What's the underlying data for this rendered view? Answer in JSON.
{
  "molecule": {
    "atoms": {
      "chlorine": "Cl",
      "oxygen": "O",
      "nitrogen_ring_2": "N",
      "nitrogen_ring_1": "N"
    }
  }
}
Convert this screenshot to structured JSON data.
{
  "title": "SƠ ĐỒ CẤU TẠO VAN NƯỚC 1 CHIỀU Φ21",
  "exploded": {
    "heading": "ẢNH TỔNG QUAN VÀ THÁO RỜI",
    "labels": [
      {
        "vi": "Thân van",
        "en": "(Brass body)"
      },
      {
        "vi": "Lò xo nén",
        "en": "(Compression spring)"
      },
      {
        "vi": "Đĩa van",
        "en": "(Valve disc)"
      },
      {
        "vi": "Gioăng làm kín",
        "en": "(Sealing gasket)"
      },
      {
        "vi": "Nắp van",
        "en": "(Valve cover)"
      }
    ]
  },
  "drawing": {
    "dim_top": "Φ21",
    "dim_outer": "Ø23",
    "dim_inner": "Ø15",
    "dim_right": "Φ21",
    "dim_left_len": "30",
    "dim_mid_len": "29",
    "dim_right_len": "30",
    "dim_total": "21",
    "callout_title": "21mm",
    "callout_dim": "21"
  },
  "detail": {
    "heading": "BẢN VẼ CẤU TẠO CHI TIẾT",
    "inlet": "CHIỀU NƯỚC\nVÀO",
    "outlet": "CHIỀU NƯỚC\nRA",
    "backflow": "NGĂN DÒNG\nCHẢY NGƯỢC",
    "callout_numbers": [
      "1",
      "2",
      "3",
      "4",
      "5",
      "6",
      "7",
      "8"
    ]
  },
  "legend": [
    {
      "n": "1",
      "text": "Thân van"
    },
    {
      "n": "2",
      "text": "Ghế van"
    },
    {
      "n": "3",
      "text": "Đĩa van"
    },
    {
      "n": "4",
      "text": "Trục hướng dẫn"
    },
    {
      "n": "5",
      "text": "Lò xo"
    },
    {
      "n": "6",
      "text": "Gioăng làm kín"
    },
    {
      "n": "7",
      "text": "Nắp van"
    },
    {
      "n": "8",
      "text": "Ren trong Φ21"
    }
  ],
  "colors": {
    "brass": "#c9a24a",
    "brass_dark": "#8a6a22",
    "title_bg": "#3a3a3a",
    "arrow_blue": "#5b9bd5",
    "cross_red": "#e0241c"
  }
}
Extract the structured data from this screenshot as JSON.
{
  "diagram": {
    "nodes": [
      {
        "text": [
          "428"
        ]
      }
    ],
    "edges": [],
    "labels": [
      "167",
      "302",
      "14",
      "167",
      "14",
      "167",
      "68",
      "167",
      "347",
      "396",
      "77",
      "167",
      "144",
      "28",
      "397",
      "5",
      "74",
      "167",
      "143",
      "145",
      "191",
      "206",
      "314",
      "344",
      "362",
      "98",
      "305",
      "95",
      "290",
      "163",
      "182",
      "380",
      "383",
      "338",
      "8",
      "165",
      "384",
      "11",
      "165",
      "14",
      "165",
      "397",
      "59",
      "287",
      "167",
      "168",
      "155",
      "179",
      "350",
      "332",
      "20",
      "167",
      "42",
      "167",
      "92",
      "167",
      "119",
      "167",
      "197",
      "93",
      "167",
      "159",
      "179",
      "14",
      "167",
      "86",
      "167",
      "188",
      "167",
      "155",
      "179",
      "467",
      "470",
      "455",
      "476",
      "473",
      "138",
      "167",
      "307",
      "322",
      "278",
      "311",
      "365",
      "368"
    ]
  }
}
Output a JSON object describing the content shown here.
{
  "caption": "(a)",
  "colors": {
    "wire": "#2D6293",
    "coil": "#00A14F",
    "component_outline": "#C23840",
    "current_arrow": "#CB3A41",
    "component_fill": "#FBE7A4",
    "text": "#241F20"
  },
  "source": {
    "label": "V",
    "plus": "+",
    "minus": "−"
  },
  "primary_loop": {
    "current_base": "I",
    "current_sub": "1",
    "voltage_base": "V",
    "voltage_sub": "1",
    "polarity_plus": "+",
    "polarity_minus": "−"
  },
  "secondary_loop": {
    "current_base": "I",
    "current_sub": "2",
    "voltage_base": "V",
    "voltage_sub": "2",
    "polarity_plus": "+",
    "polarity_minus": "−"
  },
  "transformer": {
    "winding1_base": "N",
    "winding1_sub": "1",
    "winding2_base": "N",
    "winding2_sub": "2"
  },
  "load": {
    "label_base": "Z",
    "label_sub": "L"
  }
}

______

What you need to do
Scan the material line by line and report each one that contains "text".

Written answer
      "text": "Thân van"
      "text": "Ghế van"
      "text": "Đĩa van"
      "text": "Trục hướng dẫn"
      "text": "Lò xo"
      "text": "Gioăng làm kín"
      "text": "Nắp van"
      "text": "Ren trong Φ21"
        "text": [
    "text": "#241F20"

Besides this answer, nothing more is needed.